■ Work to complete ■
In the chipper thread, what cracked the #4 cylinder?

■ Text ■
# POTD- The chipper works !



## Alcap (Apr 3, 2022)

After bringing the used Brush Bandit 100 in the garage , finding that water entered the intake cracking #4 cylinder . With the help of a “ Ford Guy “ friend he was able to determine that there were a few car blocks made the same as my 2.3 L industrial engine . Found a turbo motor in unknown condition sitting for years in a fellows garage . Took a chance and installed “as is “ . Still didn’t put the front pulleys and radiator on until I ran it for a minute or so just in case . After putting those on I pulled it out of the garage ran it for about 10 minutes then enga the chipper . As soon as it start turning 2 hydraulic hoses started leaking . Made them up with old stock hose with “ field attached “ fittings . It still needed about 4 gl of hydraulic oil to get both feeder drive rollers working. Couldn’t resist putting something in , about 3 in branch , with the chute it looked like a confetti machine lol . I’m going to order a carb kit at times the inlet seat hangs up and gas starts dripping , the gaskets must be damaged . I’m going to fix any cracks in the sheet metal , rust and then paint it before putting the covers back . Using the turbo motor NA I’ll have a lower compression engine not counting the camshaft might being different it might make less HP then the industrial motor but this isn’t for a business just for my use . It states 12” chipping but ill be using it for much smaller , bigger stuff will be for camp firewood for soft wood , hardwood will go to my son to use at his houses wood stove


----------



## mmcmdl (Apr 3, 2022)

I got to do some logging work yesterday also cap . Drug about 30 large logs to the back yard near the pit . Now to saw them up and split them . Poplar for campwood , oak and maple for next years firewood .


----------



## Nutfarmer (Apr 3, 2022)

■ Data extract ■
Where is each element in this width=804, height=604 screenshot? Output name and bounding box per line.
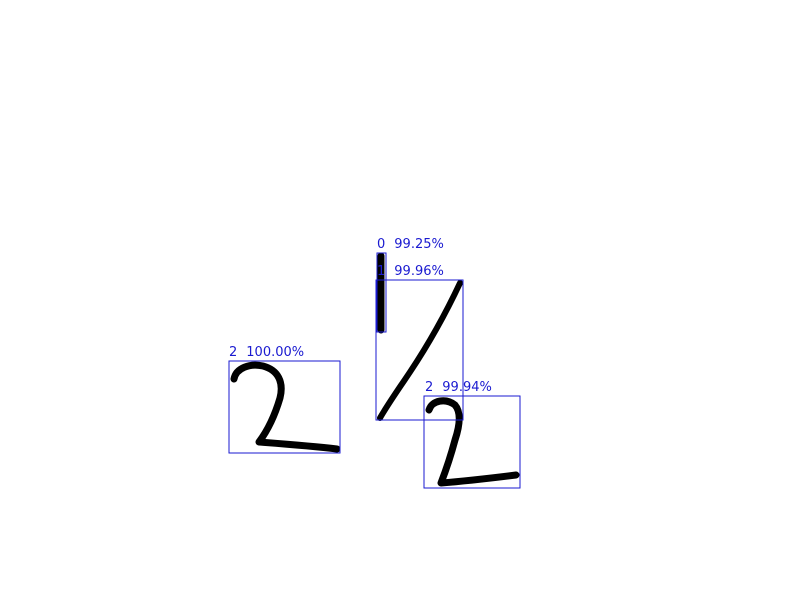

■ Full answer ■
Water that entered the intake cracked the #4 cylinder.